What the task asks: Copy out the listing that follows, exactly, without its pictures.

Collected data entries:
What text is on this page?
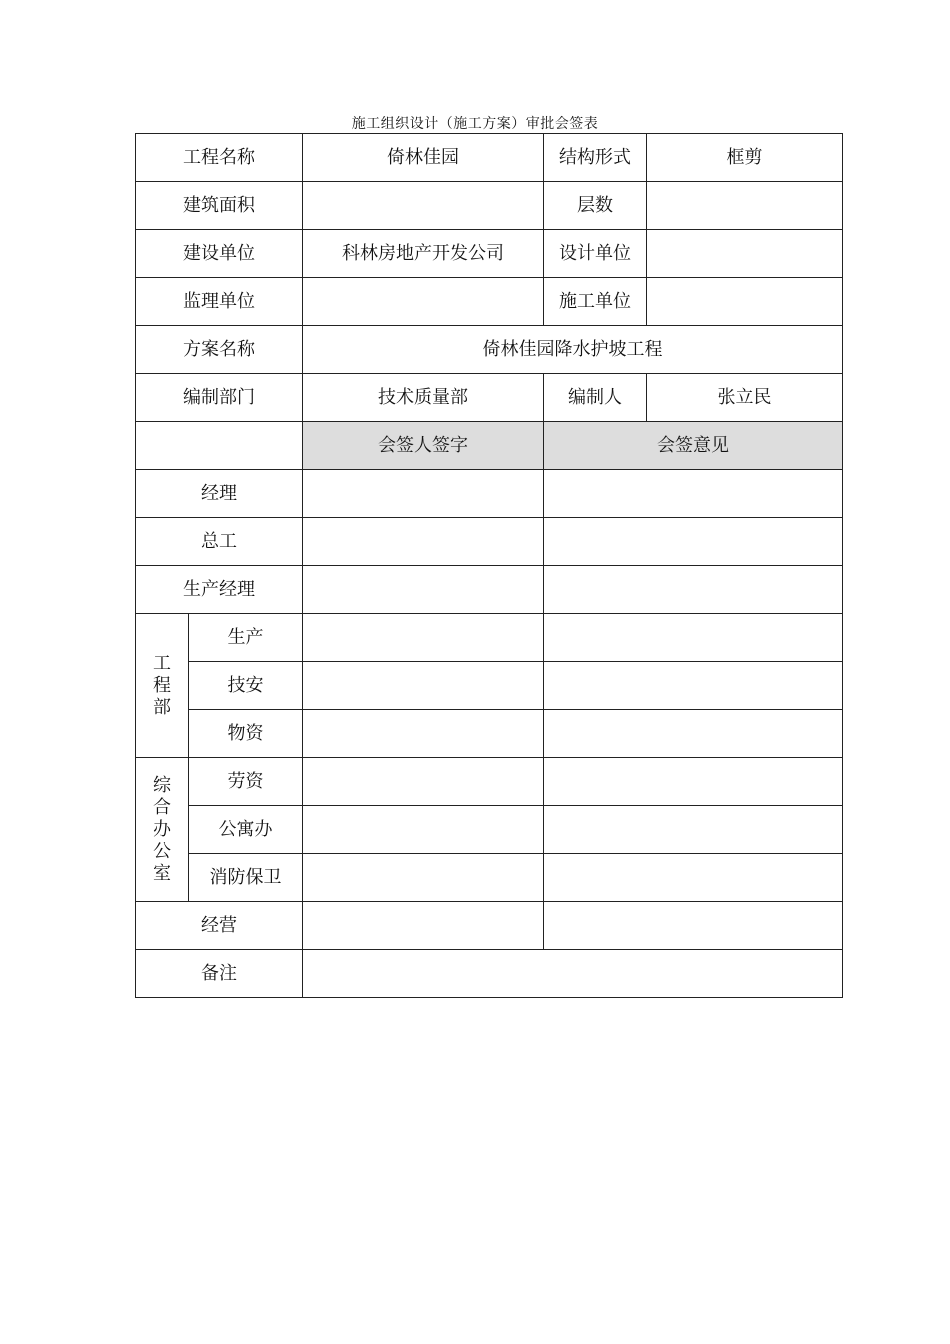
施工组织设计（施工方案）审批会签表
工程名称		倚林佳园	结构形式	框剪
建筑面积			层数	
建设单位		科林房地产开发公司	设计单位	
监理单位			施工单位	
方案名称		倚林佳园降水护坡工程		
编制部门		技术质量部	编制人	张立民
		会签人签字	会签意见	
经理				
总工				
生产经理				
工程部	生产			
	技安			
	物资			
综合办公室	劳资			
	公寓办			
	消防保卫			
经营				
备注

Solution to this task:
What text is on this page?
施工组织设计（施工方案）审批会签表
工程名称		倚林佳园	结构形式	框剪
建筑面积			层数	
建设单位		科林房地产开发公司	设计单位	
监理单位			施工单位	
方案名称		倚林佳园降水护坡工程		
编制部门		技术质量部	编制人	张立民
		会签人签字	会签意见	
经理				
总工				
生产经理				
工程部	生产			
	技安			
	物资			
综合办公室	劳资			
	公寓办			
	消防保卫			
经营				
备注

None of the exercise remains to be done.